-- Start PROVIDED INFORMATION --

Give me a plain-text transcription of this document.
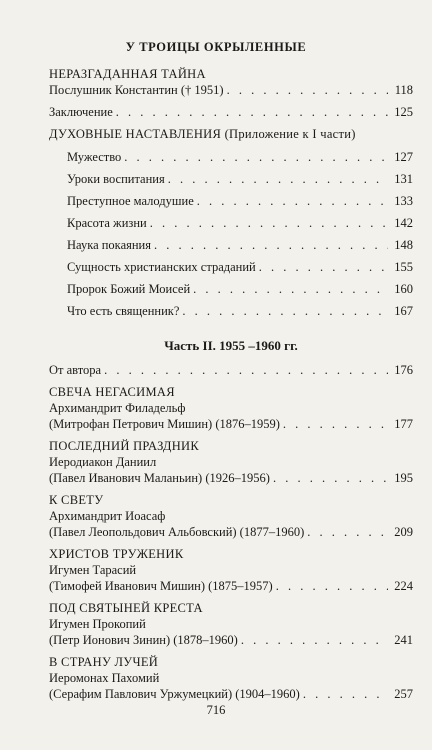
У ТРОИЦЫ ОКРЫЛЕННЫЕ
НЕРАЗГАДАННАЯ ТАЙНА
Послушник Константин († 1951) . . .	118
Заключение . . .	125
ДУХОВНЫЕ НАСТАВЛЕНИЯ (Приложение к I части)
Мужество . . .	127
Уроки воспитания . . .	131
Преступное малодушие . . .	133
Красота жизни . . .	142
Наука покаяния . . .	148
Сущность христианских страданий . . .	155
Пророк Божий Моисей . . .	160
Что есть священник? . . .	167
Часть II. 1955 –1960 гг.
От автора . . .	176
СВЕЧА НЕГАСИМАЯ
Архимандрит Филадельф
(Митрофан Петрович Мишин) (1876–1959) . . .	177
ПОСЛЕДНИЙ ПРАЗДНИК
Иеродиакон Даниил
(Павел Иванович Маланьин) (1926–1956) . . .	195
К СВЕТУ
Архимандрит Иоасаф
(Павел Леопольдович Альбовский) (1877–1960) . . .	209
ХРИСТОВ ТРУЖЕНИК
Игумен Тарасий
(Тимофей Иванович Мишин) (1875–1957) . . .	224
ПОД СВЯТЫНЕЙ КРЕСТА
Игумен Прокопий
(Петр Ионович Зинин) (1878–1960) . . .	241
В СТРАНУ ЛУЧЕЙ
Иеромонах Пахомий
(Серафим Павлович Уржумецкий) (1904–1960) . . .	257
716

-- End PROVIDED INFORMATION --

GIVEN INSTRUCTION:
Write out each entry exactly as given, omitting any picture.

EXERCISE RESPONSE:
Give me a plain-text transcription of this document.
У ТРОИЦЫ ОКРЫЛЕННЫЕ
НЕРАЗГАДАННАЯ ТАЙНА
Послушник Константин († 1951) . . .	118
Заключение . . .	125
ДУХОВНЫЕ НАСТАВЛЕНИЯ (Приложение к I части)
Мужество . . .	127
Уроки воспитания . . .	131
Преступное малодушие . . .	133
Красота жизни . . .	142
Наука покаяния . . .	148
Сущность христианских страданий . . .	155
Пророк Божий Моисей . . .	160
Что есть священник? . . .	167
Часть II. 1955 –1960 гг.
От автора . . .	176
СВЕЧА НЕГАСИМАЯ
Архимандрит Филадельф
(Митрофан Петрович Мишин) (1876–1959) . . .	177
ПОСЛЕДНИЙ ПРАЗДНИК
Иеродиакон Даниил
(Павел Иванович Маланьин) (1926–1956) . . .	195
К СВЕТУ
Архимандрит Иоасаф
(Павел Леопольдович Альбовский) (1877–1960) . . .	209
ХРИСТОВ ТРУЖЕНИК
Игумен Тарасий
(Тимофей Иванович Мишин) (1875–1957) . . .	224
ПОД СВЯТЫНЕЙ КРЕСТА
Игумен Прокопий
(Петр Ионович Зинин) (1878–1960) . . .	241
В СТРАНУ ЛУЧЕЙ
Иеромонах Пахомий
(Серафим Павлович Уржумецкий) (1904–1960) . . .	257
716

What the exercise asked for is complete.